[begin Rows]

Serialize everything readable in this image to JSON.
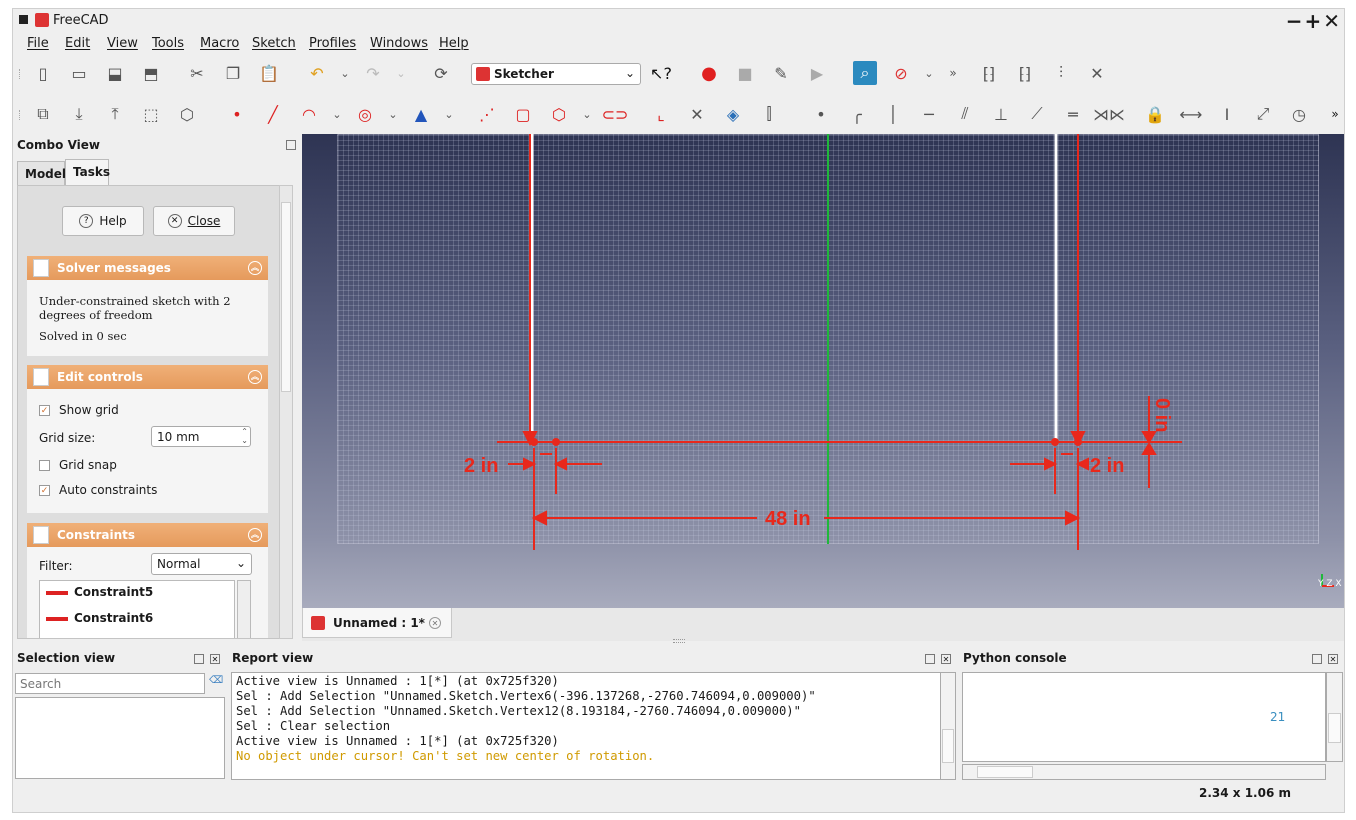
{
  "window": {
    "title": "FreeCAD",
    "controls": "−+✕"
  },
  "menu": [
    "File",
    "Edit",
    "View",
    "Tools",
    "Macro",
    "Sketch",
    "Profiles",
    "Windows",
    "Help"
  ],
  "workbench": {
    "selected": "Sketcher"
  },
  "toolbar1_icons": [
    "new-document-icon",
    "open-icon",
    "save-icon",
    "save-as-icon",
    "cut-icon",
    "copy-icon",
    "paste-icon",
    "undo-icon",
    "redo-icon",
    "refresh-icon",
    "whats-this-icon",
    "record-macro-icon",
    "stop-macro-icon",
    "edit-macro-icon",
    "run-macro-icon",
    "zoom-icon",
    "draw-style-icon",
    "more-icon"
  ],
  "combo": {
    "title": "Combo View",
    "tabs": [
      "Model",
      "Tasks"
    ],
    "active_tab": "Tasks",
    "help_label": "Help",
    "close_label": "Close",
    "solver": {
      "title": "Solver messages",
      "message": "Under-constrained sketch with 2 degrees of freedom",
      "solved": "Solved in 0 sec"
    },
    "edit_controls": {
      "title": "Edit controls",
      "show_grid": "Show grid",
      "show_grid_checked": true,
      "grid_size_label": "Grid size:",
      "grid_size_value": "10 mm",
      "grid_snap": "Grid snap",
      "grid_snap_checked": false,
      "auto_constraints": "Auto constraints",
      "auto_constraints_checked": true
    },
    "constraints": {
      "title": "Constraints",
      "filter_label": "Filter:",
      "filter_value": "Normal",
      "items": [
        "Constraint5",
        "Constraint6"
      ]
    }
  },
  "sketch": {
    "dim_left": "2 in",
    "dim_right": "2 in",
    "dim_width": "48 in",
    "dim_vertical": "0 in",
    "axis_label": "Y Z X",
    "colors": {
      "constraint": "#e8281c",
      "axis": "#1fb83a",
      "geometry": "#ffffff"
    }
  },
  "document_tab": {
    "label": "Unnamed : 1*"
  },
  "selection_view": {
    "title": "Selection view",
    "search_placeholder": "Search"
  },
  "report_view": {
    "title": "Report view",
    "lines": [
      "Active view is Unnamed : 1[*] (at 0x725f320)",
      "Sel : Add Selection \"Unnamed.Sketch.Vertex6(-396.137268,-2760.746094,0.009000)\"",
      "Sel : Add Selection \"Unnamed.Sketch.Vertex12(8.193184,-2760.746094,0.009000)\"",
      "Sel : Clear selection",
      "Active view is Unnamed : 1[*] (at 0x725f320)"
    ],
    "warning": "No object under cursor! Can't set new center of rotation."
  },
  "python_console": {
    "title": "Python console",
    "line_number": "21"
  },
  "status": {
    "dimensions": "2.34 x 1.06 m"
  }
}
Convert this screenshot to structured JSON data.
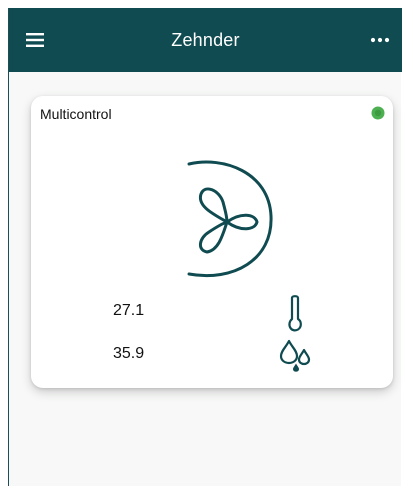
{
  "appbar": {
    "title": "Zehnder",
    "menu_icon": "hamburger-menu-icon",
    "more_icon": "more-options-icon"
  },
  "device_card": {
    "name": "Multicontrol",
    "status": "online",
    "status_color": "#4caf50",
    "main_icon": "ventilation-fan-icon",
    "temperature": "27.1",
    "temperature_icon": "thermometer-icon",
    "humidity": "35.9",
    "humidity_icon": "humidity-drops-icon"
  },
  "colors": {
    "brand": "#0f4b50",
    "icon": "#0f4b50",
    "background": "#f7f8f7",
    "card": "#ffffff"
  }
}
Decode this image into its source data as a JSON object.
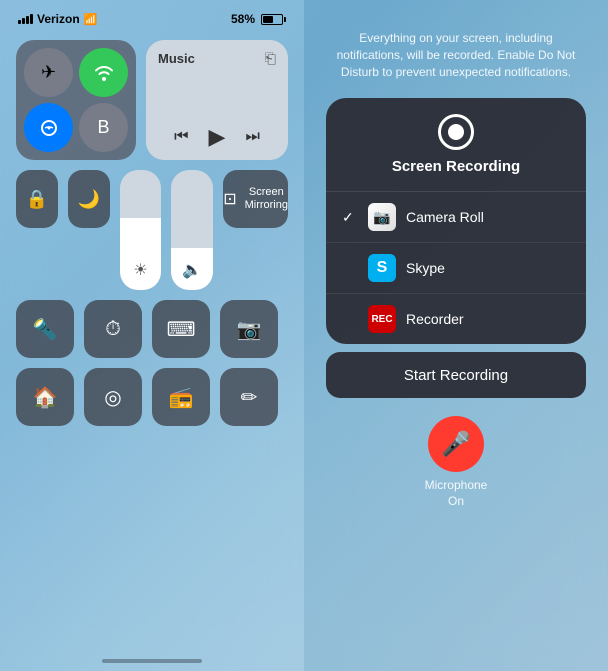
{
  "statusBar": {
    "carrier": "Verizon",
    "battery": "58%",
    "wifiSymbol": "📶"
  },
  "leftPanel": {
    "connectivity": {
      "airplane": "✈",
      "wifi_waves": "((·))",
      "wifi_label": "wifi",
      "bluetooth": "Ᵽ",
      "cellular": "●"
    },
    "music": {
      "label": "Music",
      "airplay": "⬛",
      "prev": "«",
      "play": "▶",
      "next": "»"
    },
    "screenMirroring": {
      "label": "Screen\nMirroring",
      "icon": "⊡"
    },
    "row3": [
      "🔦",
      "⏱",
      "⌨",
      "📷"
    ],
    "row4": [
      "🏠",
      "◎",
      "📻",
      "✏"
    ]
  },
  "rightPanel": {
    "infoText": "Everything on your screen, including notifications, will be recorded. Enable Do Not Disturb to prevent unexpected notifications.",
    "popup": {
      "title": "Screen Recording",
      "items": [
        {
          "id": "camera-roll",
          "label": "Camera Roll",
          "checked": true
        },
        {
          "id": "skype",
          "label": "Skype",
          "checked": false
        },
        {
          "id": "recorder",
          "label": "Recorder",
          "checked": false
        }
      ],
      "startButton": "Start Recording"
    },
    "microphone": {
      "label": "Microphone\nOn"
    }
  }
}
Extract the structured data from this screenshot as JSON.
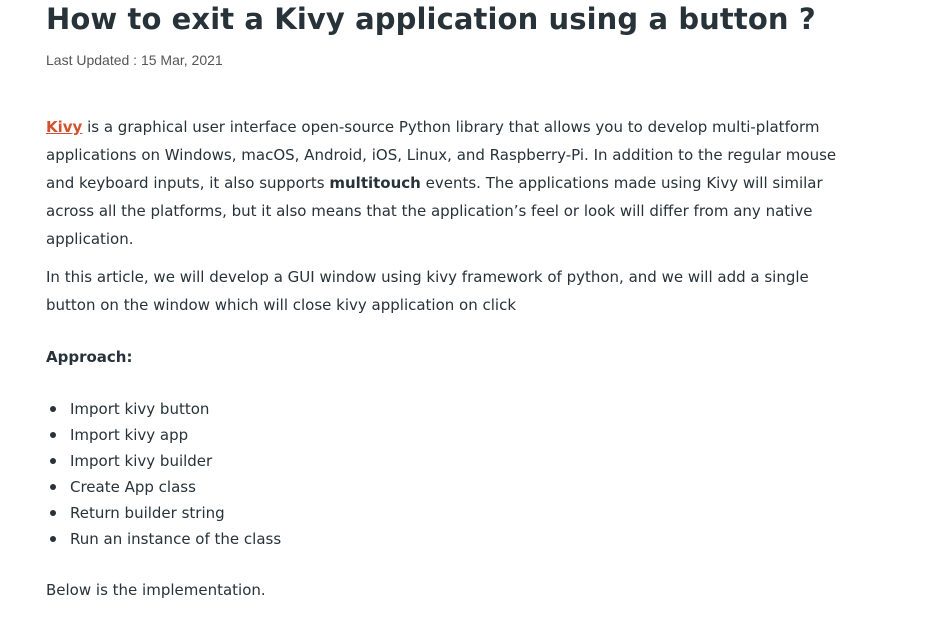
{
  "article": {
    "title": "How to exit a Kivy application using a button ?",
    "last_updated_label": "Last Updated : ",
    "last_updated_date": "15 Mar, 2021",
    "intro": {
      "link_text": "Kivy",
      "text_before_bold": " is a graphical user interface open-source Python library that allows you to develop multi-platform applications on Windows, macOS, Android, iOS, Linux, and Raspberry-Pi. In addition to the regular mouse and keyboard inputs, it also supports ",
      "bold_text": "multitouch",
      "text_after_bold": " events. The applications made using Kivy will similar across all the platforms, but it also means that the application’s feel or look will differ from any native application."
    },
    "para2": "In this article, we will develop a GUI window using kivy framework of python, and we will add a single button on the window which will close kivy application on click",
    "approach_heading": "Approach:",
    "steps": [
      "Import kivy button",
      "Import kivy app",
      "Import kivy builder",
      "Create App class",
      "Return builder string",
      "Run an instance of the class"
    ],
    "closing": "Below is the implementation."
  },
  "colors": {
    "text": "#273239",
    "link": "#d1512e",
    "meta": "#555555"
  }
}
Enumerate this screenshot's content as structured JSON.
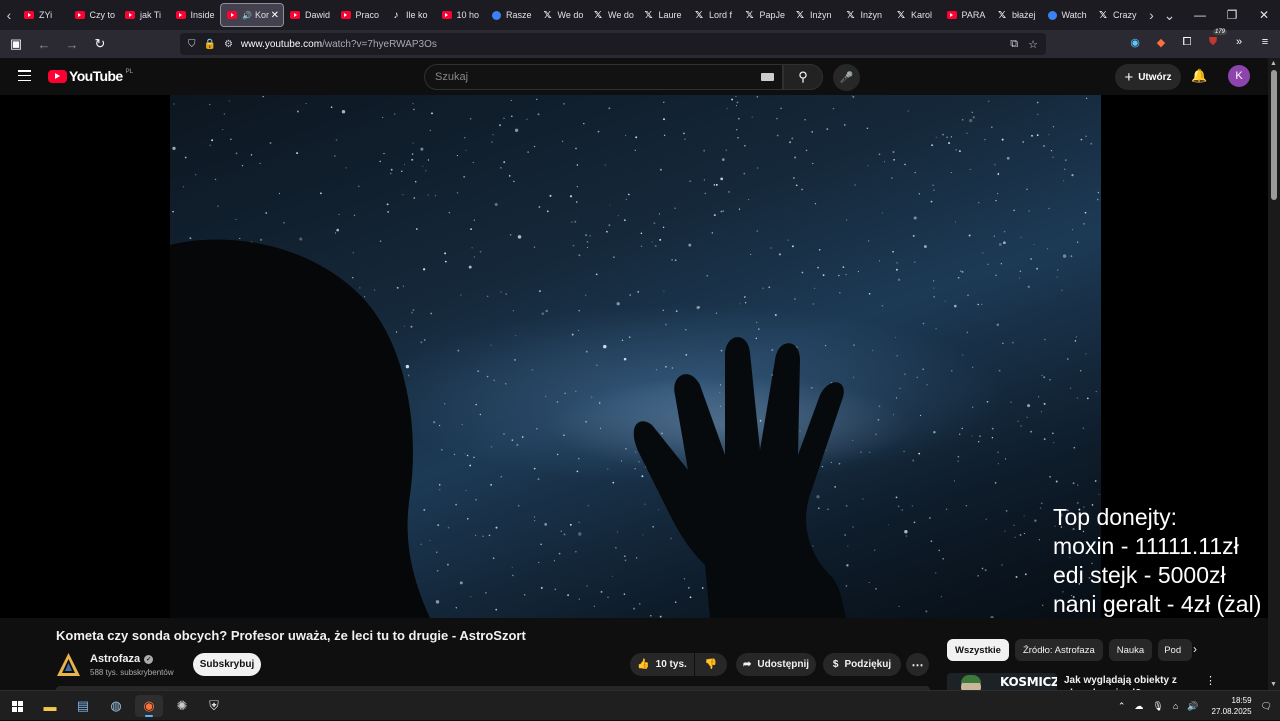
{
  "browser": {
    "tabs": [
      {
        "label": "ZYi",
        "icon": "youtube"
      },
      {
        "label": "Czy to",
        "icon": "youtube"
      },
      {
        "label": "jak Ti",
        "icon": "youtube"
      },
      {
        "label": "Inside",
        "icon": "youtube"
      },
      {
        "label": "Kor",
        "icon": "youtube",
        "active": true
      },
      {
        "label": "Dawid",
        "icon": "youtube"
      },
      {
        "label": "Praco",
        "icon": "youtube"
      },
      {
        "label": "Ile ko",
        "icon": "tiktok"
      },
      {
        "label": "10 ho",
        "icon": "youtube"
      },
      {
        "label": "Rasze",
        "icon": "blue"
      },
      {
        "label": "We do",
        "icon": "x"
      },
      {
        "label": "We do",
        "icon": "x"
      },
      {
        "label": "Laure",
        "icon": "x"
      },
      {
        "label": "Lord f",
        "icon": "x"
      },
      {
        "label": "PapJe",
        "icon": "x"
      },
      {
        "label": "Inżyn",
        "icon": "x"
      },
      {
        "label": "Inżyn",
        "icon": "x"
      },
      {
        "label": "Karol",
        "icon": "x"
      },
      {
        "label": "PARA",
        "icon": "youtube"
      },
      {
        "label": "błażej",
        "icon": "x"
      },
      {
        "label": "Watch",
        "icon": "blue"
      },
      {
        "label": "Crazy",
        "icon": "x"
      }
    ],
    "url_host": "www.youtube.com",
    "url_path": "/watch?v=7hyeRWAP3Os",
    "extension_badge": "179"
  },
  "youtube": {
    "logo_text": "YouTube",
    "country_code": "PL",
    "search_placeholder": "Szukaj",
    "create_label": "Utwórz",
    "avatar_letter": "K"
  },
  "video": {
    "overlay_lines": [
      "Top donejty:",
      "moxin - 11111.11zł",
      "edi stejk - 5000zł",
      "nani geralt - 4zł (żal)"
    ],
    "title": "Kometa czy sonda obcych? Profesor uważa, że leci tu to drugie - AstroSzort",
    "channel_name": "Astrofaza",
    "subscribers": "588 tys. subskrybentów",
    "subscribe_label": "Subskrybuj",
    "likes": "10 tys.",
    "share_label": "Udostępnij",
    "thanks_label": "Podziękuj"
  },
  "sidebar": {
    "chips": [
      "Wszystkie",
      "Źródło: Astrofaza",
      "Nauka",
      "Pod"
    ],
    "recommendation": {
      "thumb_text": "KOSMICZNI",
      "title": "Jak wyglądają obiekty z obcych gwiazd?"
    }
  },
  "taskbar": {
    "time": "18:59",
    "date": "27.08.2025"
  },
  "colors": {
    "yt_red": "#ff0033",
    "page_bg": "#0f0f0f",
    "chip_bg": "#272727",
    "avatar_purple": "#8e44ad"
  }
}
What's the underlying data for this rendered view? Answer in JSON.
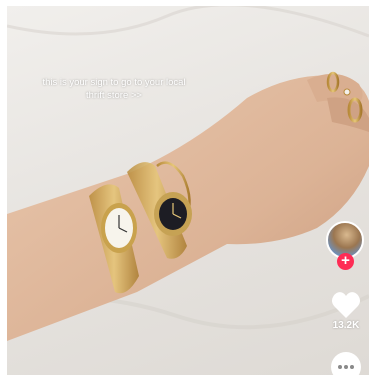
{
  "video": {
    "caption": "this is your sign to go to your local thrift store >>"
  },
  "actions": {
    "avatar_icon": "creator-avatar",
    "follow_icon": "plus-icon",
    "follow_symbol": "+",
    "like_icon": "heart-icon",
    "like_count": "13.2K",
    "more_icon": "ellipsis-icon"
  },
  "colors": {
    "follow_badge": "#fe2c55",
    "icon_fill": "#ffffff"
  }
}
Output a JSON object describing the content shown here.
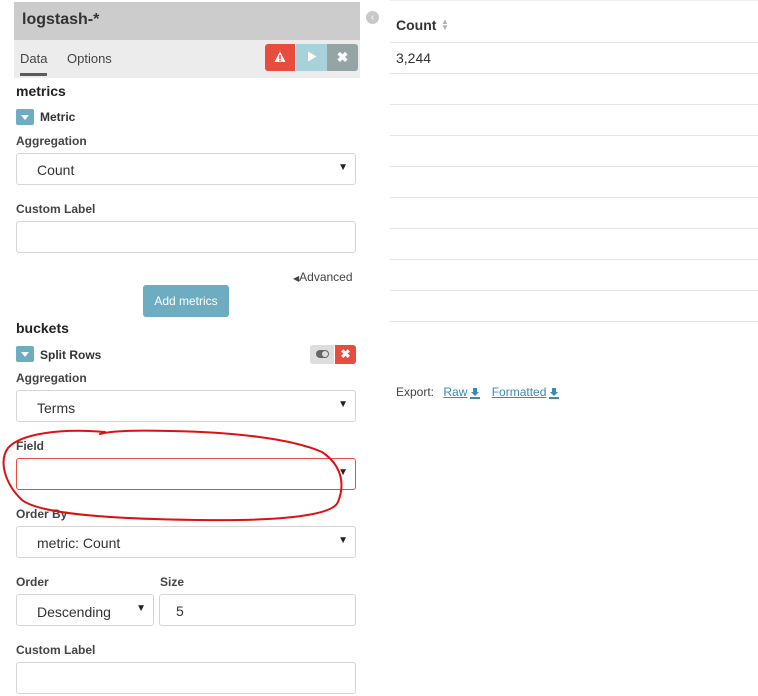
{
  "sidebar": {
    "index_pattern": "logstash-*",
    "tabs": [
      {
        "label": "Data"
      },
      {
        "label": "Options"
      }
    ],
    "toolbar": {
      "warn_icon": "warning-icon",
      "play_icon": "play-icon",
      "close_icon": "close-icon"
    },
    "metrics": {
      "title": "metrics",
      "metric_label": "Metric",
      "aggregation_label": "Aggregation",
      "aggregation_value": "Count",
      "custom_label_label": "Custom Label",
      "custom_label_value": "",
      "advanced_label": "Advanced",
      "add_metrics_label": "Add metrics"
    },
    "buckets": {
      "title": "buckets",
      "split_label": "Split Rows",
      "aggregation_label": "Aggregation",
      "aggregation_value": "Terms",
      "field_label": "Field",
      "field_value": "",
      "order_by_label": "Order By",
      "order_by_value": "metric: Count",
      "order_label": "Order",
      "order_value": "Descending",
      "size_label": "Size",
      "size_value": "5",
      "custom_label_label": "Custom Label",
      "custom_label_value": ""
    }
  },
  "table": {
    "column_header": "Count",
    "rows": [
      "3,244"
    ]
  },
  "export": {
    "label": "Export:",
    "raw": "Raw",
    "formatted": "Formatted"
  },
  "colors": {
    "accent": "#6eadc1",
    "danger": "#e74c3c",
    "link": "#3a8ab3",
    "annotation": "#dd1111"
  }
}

[end Rows]

# What to produce:
Go through the records above, find every line with the word "Unnamed", and list those lines.

# Response:
    "label": "Unnamed : 1*"
      "Active view is Unnamed : 1[*] (at 0x725f320)",
      "Sel : Add Selection \"Unnamed.Sketch.Vertex6(-396.137268,-2760.746094,0.009000)\"",
      "Sel : Add Selection \"Unnamed.Sketch.Vertex12(8.193184,-2760.746094,0.009000)\"",
      "Active view is Unnamed : 1[*] (at 0x725f320)"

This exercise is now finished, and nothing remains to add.